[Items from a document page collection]
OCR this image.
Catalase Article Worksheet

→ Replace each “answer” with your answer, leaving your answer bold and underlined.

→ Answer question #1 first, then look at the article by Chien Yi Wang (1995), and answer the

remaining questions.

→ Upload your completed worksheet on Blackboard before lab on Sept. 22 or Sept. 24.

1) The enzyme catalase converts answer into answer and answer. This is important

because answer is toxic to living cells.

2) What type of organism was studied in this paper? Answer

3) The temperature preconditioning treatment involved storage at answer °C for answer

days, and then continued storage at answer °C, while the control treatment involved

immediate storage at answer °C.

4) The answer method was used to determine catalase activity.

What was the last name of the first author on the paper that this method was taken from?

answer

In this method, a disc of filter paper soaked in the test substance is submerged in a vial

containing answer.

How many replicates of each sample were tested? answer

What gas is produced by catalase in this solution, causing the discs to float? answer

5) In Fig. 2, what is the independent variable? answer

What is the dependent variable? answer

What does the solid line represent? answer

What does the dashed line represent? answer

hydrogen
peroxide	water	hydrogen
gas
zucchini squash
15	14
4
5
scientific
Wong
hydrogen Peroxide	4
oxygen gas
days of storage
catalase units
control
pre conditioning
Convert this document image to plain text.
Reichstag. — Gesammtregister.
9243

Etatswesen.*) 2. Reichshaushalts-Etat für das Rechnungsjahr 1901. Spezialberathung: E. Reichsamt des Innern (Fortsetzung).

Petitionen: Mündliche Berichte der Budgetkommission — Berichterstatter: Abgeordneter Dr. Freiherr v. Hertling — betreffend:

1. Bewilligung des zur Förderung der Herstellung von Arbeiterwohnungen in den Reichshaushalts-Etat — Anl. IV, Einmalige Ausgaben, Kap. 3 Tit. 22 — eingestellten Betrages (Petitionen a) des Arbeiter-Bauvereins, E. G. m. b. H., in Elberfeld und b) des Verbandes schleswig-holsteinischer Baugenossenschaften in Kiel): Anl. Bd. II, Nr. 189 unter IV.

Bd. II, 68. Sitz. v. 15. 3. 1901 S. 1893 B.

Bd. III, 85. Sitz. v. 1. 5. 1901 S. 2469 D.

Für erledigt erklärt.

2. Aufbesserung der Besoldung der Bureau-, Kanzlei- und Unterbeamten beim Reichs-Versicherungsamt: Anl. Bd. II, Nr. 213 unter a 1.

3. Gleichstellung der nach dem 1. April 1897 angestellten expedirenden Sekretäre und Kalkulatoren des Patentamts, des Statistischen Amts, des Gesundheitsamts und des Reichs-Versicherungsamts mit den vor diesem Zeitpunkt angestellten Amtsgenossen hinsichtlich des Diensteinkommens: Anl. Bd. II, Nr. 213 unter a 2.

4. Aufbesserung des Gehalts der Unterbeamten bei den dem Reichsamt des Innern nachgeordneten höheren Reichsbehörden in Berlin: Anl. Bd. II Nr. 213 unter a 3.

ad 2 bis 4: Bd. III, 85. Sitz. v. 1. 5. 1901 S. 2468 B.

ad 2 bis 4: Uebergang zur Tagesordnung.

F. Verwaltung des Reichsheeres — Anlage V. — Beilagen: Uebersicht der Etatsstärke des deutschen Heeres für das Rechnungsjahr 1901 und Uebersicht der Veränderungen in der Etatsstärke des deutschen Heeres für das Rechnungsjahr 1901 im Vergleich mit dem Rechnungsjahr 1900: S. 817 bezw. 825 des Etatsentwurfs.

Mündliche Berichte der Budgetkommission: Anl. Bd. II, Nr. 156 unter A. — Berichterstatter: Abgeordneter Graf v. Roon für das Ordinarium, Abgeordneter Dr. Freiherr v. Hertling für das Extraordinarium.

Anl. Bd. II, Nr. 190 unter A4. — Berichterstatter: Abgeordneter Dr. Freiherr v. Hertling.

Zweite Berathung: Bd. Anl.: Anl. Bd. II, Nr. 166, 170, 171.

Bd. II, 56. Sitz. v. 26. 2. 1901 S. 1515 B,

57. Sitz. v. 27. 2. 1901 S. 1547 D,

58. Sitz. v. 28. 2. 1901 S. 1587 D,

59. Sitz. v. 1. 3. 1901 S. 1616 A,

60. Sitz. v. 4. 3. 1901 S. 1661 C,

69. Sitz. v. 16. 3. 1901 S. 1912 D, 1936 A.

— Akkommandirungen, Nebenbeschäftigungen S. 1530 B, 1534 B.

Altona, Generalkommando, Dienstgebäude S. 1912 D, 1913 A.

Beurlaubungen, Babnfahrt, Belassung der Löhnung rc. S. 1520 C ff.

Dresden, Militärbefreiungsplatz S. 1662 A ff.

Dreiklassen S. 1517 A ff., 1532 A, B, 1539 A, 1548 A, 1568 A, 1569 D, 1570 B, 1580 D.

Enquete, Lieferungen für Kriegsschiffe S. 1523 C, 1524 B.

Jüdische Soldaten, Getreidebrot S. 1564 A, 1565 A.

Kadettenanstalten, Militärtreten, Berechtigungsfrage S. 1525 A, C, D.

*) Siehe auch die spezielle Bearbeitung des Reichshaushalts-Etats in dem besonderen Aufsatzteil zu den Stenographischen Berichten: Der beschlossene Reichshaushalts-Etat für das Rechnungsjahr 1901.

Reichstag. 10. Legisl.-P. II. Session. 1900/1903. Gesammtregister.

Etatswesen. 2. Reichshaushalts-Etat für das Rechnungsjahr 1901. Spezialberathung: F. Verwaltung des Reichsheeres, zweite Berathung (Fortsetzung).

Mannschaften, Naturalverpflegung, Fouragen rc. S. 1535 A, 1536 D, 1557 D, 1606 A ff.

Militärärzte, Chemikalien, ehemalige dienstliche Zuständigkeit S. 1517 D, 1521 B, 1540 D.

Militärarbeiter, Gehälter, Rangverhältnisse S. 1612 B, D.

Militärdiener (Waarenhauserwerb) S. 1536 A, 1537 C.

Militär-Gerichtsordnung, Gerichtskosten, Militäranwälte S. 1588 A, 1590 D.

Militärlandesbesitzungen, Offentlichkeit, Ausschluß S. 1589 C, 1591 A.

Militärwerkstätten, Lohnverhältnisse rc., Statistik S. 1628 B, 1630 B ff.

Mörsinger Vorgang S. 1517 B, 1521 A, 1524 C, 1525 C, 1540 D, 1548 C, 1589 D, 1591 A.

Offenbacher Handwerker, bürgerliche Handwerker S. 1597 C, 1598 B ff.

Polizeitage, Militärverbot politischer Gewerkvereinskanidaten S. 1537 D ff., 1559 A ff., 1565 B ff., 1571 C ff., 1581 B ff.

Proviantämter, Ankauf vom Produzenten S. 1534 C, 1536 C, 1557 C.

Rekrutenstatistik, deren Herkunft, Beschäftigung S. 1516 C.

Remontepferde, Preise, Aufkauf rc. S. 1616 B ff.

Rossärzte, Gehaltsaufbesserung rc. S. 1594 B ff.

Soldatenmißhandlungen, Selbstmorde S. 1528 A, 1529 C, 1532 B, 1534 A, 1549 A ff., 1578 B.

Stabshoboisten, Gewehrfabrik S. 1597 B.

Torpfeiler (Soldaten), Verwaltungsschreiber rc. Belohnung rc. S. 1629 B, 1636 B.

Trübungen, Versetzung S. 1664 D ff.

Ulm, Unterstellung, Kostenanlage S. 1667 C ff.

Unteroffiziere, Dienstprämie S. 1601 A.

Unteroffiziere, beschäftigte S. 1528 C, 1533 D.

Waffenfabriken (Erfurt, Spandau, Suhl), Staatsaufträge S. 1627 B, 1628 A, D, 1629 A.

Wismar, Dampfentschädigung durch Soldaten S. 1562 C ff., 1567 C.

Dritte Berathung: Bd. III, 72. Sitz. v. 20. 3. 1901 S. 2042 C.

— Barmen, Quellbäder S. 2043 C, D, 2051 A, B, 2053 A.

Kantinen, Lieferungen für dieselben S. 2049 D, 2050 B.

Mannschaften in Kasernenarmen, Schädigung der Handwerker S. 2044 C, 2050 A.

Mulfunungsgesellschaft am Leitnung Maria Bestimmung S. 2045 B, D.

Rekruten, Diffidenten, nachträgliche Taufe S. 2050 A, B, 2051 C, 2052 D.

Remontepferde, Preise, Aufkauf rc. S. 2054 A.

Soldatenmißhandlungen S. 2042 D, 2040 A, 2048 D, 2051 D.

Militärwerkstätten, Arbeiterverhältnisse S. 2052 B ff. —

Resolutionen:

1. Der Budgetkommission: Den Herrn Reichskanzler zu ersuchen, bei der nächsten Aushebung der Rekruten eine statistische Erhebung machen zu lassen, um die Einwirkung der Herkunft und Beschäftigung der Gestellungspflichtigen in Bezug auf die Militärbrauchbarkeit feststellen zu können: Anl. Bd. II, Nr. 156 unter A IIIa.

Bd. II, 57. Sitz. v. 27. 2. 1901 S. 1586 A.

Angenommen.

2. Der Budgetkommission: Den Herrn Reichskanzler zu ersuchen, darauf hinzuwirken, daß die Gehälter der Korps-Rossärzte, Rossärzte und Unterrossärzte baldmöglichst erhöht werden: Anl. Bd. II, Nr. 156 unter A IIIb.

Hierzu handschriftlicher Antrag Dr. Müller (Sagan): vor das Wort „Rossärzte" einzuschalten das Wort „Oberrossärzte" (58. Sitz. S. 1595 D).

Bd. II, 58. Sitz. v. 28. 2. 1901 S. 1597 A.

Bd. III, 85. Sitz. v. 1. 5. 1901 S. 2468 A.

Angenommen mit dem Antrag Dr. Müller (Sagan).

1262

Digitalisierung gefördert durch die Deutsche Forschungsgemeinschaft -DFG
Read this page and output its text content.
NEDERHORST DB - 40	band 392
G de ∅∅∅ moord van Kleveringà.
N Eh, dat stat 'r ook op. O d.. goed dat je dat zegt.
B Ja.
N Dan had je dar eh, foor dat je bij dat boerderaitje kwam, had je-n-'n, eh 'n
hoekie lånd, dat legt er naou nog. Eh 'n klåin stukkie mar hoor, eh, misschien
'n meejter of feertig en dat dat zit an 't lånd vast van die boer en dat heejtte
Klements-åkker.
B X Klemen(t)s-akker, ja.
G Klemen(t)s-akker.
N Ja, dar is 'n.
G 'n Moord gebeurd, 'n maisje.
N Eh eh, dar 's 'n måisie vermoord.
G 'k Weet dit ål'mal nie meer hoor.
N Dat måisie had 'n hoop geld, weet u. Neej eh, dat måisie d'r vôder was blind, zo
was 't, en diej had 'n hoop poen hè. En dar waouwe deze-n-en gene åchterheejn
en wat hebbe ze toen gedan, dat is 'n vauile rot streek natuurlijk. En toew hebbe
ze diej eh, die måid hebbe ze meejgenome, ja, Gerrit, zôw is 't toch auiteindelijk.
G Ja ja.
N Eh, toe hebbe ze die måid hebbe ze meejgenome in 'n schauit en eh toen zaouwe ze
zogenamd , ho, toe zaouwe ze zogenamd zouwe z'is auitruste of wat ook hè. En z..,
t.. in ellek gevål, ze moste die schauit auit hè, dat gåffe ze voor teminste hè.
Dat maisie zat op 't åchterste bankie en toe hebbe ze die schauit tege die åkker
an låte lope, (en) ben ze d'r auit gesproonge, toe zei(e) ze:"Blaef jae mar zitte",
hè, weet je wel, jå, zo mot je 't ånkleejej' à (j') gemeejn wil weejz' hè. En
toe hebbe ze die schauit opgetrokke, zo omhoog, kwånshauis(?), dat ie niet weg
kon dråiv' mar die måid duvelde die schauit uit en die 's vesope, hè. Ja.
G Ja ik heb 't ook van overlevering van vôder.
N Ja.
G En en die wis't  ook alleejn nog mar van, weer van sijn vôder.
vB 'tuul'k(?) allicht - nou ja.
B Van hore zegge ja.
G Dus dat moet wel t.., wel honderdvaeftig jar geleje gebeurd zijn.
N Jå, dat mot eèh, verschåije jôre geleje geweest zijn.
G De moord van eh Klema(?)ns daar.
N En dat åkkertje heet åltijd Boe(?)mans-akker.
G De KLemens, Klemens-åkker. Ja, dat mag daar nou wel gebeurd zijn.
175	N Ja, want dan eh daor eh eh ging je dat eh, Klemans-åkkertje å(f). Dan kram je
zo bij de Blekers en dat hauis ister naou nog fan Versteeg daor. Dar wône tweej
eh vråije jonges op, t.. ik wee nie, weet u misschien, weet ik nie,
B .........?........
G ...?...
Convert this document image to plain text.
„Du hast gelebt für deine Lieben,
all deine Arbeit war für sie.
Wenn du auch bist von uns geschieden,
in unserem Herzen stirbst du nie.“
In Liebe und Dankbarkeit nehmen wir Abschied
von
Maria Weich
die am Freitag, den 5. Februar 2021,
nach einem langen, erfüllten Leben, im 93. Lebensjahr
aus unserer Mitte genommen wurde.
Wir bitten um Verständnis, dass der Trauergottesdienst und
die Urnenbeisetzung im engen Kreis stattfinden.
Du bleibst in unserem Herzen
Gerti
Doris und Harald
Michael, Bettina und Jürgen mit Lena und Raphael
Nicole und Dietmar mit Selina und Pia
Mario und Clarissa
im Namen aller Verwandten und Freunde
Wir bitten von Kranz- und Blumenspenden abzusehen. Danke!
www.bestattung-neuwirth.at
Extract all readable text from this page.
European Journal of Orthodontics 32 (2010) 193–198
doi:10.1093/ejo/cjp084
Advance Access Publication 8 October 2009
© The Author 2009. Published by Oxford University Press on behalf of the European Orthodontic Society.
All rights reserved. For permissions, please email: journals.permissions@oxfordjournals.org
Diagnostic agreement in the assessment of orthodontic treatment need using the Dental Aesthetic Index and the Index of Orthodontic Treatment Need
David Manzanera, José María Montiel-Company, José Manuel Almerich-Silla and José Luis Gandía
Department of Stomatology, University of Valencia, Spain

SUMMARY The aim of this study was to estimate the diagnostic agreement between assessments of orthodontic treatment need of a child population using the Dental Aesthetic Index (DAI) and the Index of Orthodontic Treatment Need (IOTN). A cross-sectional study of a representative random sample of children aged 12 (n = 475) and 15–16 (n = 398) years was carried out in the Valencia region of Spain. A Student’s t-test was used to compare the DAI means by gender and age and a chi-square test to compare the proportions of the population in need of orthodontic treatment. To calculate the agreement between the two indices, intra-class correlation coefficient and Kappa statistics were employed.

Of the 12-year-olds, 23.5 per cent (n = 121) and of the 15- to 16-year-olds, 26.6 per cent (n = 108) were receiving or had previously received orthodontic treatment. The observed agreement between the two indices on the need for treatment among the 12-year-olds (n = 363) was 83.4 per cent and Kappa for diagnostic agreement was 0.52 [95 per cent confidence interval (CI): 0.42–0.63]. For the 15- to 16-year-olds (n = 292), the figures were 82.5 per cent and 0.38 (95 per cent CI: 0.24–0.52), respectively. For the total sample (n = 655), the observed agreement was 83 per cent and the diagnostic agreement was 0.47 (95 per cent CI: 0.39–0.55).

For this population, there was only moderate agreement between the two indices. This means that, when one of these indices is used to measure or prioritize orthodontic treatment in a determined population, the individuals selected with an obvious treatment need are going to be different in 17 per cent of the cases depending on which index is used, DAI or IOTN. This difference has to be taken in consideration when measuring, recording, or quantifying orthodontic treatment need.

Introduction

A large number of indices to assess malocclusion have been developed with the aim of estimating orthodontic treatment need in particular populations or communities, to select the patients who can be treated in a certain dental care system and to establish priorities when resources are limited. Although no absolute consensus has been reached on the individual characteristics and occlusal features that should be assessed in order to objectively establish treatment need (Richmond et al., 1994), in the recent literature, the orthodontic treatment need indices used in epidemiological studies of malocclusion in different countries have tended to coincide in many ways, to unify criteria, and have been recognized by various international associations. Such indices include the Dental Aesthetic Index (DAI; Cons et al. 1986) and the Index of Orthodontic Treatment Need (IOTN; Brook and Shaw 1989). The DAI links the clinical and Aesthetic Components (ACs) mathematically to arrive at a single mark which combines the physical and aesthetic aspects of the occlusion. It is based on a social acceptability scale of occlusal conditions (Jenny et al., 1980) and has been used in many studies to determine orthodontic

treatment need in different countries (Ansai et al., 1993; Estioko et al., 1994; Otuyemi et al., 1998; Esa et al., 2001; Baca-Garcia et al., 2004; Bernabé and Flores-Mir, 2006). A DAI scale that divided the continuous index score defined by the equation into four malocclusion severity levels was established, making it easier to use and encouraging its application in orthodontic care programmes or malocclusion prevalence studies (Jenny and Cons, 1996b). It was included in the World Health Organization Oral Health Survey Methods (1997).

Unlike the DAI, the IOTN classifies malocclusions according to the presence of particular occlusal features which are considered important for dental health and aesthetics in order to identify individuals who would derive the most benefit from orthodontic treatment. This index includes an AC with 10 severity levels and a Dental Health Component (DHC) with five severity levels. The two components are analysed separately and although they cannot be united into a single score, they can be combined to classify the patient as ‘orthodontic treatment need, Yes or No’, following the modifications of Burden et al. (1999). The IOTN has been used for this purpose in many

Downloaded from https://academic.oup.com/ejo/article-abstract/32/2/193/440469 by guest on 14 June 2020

TO DO:
Find the word "text" in the entries above and gather every line that holds it.

SOLUTION BELOW:
Convert this document image to plain text.
Read this page and output its text content.
Convert this document image to plain text.
Extract all readable text from this page.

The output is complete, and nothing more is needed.